Material for the task >>
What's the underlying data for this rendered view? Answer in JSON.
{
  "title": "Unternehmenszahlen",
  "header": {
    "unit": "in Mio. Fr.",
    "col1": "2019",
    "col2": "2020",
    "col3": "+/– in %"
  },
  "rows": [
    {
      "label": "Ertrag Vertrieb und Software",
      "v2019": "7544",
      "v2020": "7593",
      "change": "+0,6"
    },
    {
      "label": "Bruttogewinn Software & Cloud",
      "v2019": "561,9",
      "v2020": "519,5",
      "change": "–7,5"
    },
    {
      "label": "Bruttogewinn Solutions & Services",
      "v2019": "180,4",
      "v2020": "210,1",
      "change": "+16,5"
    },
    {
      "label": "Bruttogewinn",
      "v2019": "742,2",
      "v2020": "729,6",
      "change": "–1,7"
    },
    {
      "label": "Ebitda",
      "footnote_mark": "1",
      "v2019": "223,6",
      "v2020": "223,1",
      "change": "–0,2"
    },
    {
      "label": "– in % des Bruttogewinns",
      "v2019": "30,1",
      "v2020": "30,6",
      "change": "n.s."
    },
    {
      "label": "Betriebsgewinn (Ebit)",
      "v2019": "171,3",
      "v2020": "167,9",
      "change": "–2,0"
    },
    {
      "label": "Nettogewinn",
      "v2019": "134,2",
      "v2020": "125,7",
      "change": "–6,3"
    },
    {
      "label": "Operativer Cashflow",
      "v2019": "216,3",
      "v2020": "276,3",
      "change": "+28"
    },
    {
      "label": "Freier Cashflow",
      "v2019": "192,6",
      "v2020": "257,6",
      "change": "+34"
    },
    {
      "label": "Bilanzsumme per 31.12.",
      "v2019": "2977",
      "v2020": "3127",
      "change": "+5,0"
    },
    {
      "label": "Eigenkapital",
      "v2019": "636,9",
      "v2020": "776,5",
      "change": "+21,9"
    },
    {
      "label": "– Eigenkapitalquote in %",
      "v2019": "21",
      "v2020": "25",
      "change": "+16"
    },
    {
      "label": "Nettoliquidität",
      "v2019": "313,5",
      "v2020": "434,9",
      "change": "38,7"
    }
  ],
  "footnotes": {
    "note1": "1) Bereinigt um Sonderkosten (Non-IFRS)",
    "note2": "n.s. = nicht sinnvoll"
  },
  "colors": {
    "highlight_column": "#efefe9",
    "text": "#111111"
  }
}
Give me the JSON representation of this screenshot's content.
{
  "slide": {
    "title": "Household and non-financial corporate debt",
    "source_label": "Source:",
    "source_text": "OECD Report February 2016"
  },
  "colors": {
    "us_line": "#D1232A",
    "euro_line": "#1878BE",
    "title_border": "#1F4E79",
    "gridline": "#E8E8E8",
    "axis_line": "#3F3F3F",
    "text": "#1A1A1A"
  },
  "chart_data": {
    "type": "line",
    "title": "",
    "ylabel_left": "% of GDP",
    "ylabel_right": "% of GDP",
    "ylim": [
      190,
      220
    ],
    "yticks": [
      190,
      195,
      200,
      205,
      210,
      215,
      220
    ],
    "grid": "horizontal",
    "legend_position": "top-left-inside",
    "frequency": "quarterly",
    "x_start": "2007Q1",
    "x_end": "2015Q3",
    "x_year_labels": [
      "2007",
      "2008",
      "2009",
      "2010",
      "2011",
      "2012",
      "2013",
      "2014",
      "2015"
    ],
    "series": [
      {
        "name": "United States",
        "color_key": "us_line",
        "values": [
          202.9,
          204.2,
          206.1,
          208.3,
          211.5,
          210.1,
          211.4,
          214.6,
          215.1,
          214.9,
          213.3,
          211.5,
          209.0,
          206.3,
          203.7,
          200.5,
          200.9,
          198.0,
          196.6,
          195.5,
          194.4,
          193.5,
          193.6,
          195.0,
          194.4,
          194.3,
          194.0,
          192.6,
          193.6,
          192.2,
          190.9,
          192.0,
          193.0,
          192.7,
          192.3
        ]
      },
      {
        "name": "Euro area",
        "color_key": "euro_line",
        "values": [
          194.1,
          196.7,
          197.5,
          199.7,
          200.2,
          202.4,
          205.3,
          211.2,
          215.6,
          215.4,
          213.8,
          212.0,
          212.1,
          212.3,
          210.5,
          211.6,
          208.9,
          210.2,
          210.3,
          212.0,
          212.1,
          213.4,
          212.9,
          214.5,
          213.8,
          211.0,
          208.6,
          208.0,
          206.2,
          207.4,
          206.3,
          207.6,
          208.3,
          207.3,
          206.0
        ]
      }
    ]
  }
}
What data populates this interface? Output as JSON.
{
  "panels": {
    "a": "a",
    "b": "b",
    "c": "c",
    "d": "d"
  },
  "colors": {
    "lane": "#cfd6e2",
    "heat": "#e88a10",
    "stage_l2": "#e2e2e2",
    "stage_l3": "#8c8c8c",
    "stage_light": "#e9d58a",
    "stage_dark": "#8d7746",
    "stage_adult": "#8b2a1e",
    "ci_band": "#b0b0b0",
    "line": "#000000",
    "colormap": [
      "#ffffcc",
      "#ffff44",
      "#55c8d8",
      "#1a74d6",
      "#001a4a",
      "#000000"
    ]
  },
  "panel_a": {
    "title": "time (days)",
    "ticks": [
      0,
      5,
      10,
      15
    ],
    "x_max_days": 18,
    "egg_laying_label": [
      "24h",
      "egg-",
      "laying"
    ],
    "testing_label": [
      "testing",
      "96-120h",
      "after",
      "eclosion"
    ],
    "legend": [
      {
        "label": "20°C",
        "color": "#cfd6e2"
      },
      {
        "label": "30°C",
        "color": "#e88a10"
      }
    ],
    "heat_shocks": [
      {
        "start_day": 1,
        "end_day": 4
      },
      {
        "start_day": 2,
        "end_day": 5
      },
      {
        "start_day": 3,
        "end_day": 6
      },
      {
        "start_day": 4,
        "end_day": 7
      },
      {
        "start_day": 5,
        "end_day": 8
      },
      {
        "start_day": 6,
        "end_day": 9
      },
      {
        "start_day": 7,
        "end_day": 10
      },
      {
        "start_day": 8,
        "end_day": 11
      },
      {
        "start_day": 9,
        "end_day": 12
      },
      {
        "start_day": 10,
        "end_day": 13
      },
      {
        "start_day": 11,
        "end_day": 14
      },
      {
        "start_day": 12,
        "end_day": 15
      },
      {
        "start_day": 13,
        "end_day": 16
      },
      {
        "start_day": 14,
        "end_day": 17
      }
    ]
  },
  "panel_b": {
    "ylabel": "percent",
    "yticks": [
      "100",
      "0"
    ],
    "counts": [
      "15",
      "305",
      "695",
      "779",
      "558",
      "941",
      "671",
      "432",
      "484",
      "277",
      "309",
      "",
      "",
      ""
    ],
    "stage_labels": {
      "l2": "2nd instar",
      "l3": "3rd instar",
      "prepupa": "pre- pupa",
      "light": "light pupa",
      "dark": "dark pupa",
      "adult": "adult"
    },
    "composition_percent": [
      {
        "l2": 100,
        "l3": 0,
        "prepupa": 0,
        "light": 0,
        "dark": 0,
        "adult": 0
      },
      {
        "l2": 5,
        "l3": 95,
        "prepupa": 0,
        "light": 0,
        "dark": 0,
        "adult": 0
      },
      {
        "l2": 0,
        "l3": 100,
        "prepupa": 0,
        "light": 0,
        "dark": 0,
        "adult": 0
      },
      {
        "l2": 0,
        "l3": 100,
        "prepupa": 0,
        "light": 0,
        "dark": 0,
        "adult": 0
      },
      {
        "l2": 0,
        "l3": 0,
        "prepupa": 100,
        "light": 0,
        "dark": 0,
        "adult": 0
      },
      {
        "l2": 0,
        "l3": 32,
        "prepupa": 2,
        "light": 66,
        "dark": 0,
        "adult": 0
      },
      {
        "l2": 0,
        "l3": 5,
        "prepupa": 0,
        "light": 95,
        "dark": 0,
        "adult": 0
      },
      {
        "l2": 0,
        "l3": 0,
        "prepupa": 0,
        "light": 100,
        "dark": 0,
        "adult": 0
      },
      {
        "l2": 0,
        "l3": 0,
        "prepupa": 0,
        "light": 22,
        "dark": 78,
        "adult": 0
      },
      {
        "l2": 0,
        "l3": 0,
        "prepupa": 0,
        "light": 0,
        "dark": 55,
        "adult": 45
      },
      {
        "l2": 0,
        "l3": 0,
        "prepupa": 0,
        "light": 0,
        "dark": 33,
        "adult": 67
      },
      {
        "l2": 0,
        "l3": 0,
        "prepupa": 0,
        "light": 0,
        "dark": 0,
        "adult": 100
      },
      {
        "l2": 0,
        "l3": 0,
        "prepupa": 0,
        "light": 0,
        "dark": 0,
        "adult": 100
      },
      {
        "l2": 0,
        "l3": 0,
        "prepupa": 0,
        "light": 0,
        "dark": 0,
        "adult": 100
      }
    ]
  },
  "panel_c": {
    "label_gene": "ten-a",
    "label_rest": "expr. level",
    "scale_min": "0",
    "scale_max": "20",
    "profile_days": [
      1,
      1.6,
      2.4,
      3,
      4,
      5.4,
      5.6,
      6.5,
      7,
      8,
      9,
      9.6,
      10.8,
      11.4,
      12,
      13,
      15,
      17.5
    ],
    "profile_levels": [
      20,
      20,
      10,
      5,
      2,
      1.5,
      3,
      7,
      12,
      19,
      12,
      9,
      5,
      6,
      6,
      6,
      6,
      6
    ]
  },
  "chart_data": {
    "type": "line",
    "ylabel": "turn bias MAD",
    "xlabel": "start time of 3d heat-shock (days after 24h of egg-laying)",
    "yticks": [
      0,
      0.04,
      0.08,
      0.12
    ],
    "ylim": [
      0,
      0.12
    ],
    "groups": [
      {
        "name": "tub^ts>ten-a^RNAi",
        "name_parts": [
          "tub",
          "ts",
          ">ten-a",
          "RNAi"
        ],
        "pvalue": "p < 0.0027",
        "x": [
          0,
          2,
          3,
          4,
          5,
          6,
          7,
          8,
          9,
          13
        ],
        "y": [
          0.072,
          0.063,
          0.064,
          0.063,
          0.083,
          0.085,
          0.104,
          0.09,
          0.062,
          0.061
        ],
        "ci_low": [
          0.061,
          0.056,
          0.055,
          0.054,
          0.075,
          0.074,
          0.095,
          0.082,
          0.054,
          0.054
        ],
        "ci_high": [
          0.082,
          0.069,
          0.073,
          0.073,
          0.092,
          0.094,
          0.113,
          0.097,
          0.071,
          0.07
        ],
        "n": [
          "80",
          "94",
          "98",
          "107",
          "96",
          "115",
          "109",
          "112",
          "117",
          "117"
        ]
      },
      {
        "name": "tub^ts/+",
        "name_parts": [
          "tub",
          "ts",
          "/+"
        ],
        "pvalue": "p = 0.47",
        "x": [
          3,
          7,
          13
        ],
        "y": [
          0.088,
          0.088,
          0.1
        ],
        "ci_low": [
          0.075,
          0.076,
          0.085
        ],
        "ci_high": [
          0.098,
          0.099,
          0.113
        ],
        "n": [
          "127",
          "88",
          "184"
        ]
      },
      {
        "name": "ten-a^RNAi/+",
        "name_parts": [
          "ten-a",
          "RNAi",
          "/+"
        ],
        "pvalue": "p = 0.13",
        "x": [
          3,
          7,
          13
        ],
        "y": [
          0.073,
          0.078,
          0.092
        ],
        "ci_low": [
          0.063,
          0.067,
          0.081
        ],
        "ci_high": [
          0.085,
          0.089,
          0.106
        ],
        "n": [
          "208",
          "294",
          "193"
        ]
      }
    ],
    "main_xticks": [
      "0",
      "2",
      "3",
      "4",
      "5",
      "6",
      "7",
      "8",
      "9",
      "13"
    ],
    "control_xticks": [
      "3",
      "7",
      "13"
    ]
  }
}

What the exercise asks >>
Find the word "Cashflow" in the data and copy out each line where it turns up.

Task result >>
      "label": "Operativer Cashflow",
      "label": "Freier Cashflow",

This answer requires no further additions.